WHAT IS REQUIRED:
From the listing below, tally the lines that include "watermark". Return only the total.

[Saved entries]
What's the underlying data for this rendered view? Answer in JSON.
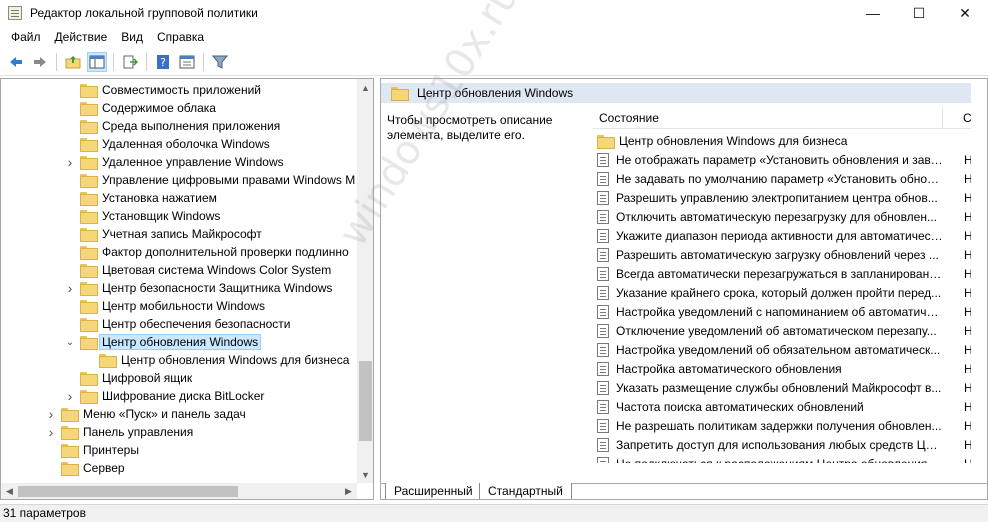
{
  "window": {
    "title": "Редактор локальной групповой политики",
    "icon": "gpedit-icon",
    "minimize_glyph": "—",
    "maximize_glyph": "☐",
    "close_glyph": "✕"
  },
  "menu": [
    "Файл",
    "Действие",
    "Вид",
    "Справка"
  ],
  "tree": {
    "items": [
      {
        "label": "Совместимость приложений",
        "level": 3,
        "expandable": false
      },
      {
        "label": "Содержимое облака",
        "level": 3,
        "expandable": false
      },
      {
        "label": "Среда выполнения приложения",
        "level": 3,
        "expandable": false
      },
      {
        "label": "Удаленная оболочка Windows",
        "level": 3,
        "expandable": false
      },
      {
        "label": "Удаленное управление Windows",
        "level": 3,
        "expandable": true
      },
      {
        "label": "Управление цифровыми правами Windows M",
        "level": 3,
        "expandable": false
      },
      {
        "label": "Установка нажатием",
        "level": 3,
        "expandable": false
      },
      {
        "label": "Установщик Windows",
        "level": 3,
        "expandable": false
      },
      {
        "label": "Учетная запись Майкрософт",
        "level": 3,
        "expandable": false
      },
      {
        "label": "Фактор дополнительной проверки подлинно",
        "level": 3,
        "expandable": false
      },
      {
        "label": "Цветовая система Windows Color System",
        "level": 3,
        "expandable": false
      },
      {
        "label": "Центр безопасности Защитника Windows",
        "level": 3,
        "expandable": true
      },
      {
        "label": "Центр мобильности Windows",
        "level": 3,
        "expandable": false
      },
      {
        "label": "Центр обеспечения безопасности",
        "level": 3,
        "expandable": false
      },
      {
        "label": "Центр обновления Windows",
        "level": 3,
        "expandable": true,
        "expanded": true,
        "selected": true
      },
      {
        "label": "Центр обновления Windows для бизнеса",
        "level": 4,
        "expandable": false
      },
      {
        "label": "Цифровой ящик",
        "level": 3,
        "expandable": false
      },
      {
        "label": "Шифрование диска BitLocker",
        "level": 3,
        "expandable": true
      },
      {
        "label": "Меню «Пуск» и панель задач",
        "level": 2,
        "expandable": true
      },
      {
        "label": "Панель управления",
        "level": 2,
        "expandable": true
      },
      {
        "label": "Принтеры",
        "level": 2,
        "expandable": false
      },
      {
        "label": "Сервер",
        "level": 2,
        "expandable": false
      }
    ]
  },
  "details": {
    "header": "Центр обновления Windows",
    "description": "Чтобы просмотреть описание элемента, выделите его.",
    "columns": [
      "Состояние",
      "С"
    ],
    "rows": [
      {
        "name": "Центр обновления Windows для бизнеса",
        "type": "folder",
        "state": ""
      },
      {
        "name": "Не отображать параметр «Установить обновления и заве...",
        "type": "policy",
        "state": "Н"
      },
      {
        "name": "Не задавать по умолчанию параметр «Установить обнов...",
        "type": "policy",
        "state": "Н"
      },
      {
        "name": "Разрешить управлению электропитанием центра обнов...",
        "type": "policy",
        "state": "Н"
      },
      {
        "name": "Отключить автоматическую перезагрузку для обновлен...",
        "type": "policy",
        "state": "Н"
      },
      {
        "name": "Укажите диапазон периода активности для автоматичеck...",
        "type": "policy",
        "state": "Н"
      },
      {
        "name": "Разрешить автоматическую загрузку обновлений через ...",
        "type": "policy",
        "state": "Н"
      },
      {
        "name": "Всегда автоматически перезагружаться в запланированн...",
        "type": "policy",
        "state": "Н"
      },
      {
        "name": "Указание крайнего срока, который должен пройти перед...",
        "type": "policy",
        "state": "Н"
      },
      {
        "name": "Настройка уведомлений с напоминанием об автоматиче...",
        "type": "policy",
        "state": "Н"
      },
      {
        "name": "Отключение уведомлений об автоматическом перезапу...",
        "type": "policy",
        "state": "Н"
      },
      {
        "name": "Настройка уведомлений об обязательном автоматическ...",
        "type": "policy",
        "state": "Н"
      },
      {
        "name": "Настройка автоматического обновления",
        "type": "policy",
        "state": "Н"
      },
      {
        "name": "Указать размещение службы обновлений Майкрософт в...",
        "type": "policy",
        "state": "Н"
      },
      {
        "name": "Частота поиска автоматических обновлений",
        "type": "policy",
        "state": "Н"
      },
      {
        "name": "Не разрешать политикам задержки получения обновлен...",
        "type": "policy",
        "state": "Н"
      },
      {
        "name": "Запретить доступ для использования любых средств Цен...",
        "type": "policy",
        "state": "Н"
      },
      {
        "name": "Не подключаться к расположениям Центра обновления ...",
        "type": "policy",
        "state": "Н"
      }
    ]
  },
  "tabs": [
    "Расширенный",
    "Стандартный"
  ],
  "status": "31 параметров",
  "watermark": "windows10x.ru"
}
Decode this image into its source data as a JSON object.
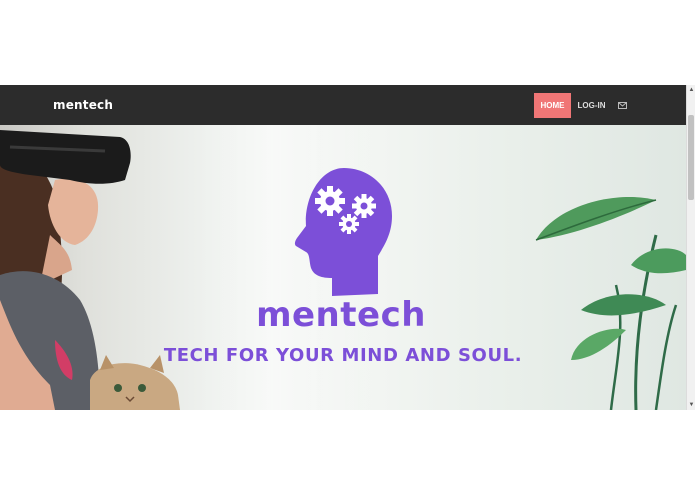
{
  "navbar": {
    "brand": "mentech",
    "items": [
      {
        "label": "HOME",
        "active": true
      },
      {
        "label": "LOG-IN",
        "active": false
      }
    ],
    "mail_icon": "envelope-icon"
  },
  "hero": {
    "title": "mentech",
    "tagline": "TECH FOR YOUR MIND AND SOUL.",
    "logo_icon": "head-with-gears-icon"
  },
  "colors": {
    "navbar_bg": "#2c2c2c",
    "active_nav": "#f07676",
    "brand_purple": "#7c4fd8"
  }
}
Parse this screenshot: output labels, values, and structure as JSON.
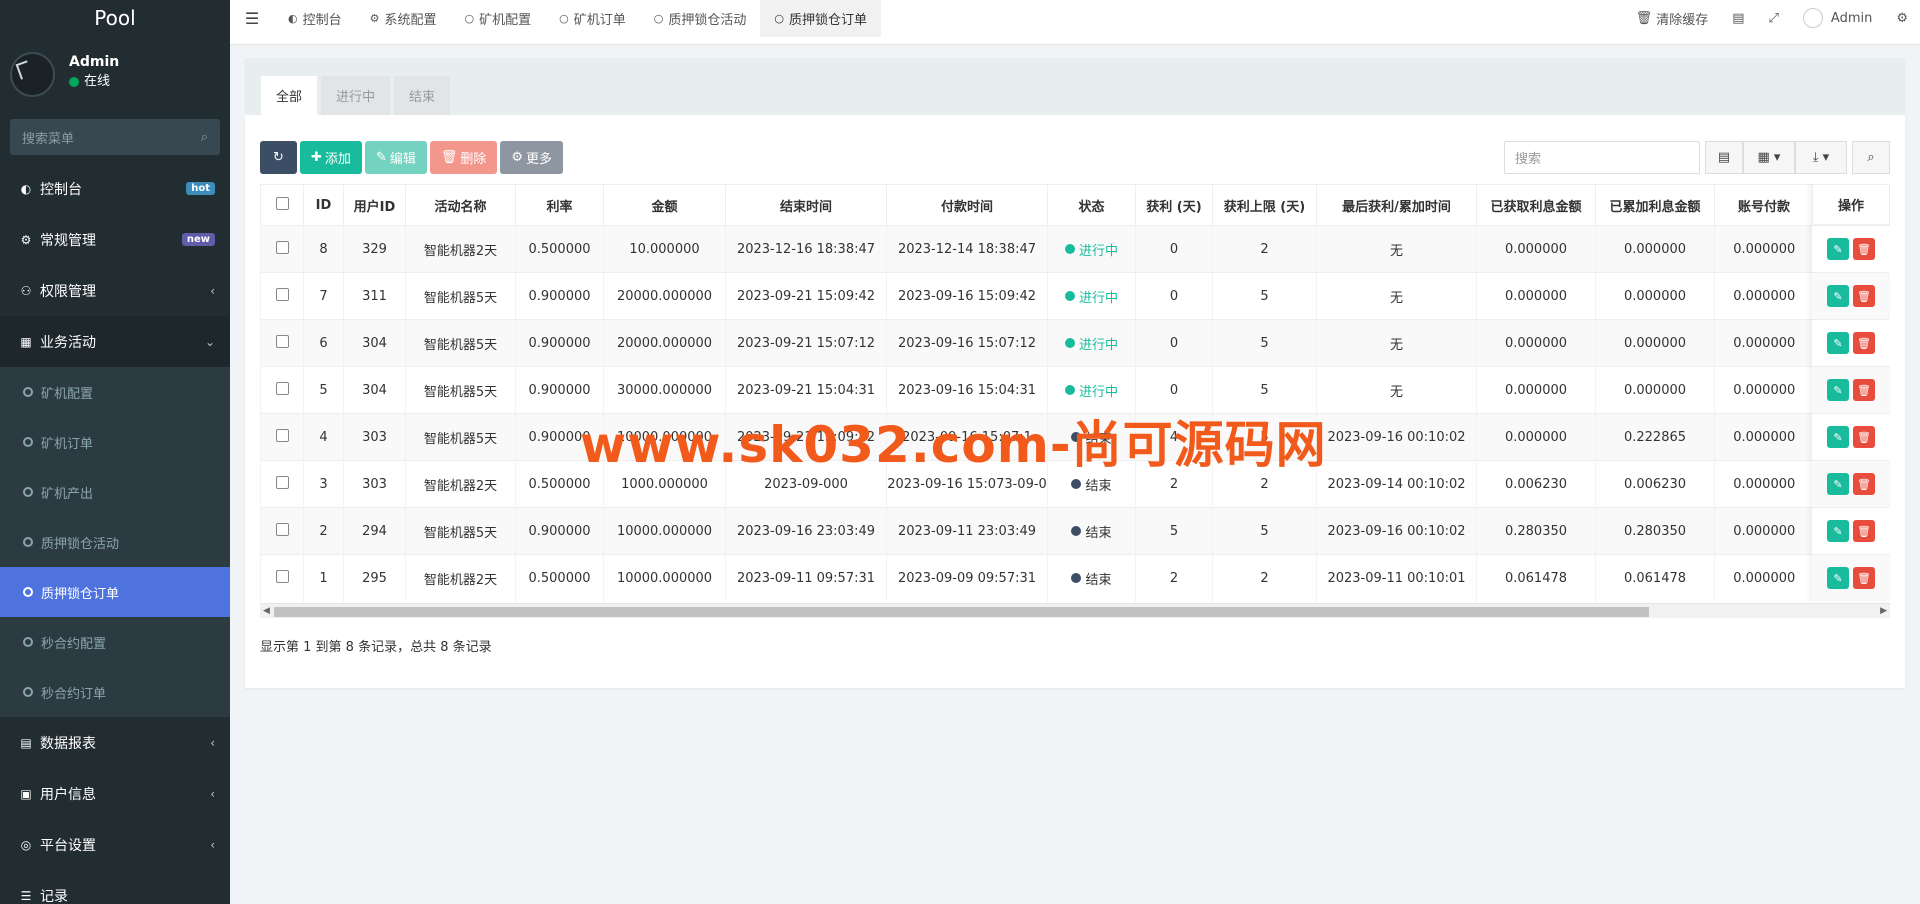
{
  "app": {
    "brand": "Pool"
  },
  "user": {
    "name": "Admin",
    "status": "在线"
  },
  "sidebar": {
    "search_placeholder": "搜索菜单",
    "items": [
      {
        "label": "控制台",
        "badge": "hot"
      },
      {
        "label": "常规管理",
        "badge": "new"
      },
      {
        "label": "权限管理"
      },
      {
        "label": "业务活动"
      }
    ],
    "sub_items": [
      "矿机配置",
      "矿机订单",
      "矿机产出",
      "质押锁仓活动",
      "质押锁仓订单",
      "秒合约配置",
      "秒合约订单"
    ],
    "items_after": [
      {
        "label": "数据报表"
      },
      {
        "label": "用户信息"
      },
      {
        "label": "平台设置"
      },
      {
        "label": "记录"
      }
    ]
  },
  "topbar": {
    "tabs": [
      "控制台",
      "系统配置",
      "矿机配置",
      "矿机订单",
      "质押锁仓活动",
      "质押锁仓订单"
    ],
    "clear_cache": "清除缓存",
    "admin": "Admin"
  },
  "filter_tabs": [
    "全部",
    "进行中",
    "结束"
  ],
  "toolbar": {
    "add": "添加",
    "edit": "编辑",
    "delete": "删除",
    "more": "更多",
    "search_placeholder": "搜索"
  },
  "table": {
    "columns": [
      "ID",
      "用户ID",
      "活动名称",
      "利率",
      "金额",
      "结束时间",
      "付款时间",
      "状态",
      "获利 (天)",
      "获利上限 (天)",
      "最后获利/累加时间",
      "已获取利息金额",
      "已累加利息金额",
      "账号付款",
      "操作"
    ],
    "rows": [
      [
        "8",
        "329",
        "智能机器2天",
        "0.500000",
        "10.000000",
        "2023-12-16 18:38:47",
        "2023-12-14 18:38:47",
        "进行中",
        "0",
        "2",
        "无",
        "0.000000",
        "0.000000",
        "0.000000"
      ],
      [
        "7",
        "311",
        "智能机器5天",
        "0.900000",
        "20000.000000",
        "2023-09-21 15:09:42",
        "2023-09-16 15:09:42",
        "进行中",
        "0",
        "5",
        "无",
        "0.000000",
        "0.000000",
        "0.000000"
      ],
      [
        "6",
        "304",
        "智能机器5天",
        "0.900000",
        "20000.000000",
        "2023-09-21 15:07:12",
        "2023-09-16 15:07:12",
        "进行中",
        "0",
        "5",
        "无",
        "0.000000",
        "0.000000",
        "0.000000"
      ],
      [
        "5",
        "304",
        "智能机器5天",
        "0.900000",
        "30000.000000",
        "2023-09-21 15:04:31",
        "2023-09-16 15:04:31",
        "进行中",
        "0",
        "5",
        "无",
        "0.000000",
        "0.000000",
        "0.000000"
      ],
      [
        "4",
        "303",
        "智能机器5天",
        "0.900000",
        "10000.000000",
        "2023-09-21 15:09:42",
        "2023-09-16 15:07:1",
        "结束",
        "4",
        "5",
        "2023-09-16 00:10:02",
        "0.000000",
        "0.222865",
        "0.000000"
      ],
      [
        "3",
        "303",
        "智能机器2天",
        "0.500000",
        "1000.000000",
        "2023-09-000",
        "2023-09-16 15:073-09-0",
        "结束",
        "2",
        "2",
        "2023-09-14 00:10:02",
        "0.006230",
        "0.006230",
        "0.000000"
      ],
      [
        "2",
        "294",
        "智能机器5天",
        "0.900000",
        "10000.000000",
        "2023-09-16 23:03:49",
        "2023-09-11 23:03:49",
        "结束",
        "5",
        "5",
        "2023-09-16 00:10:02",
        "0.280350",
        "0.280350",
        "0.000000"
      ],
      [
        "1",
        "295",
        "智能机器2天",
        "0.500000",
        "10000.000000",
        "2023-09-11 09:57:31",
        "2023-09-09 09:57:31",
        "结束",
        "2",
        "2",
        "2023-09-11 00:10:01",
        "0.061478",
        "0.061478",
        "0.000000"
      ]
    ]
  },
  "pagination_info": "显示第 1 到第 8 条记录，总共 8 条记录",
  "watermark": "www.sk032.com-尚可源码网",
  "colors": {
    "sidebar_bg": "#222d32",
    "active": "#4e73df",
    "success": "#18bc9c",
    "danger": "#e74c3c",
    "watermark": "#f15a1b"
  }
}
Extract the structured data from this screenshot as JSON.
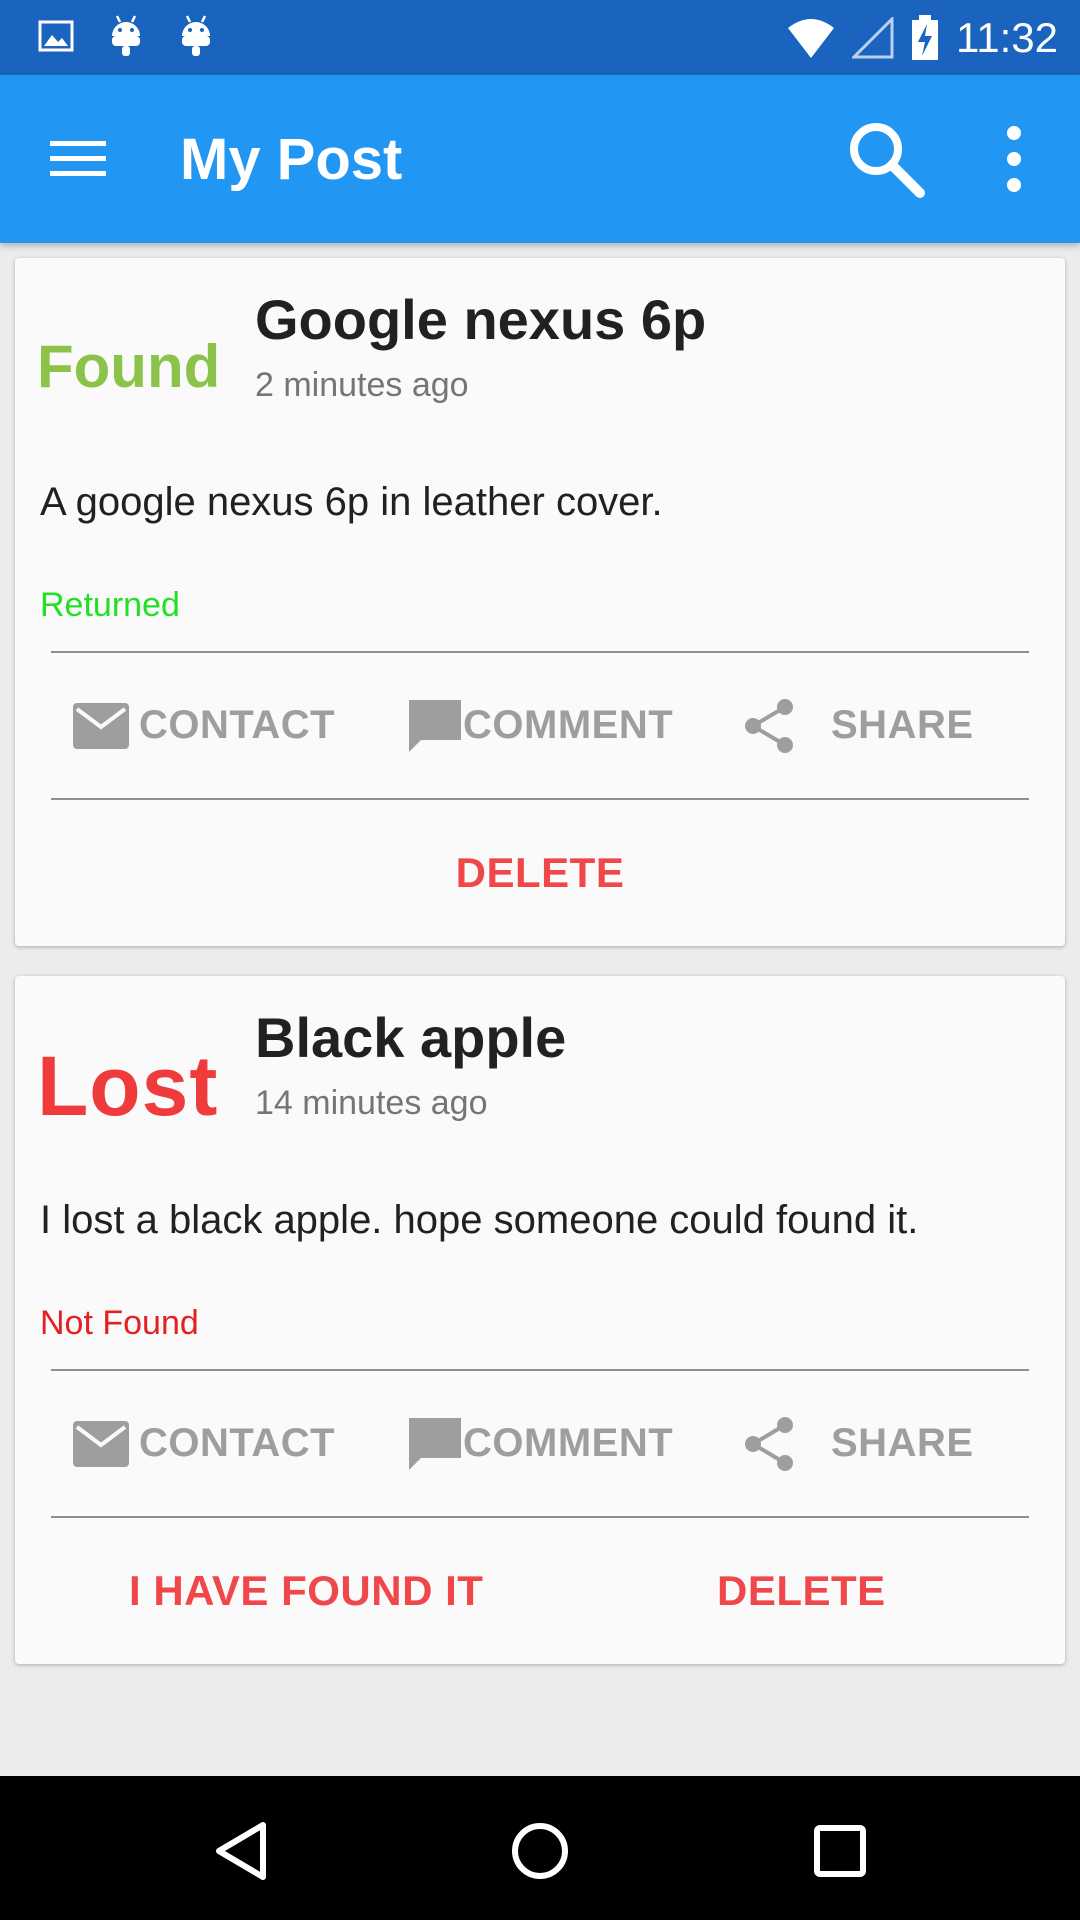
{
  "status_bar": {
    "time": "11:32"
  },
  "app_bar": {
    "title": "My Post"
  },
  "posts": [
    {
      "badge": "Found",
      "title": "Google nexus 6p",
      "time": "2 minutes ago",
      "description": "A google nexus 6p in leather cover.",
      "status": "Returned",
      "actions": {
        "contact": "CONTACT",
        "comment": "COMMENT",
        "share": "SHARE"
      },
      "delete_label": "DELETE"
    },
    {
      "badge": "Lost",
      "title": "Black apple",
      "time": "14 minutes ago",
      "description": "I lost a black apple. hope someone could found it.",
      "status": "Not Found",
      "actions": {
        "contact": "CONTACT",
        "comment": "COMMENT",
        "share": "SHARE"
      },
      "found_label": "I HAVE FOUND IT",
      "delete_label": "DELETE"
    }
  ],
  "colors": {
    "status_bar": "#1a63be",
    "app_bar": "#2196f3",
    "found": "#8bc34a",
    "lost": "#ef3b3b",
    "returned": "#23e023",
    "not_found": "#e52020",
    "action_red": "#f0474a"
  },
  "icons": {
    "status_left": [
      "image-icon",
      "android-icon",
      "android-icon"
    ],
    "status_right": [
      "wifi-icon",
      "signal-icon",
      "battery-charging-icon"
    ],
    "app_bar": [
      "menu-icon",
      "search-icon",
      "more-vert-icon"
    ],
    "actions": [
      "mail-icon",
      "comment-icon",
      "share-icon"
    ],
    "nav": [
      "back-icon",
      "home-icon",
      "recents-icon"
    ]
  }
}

EXERCISE OUTPUT:
3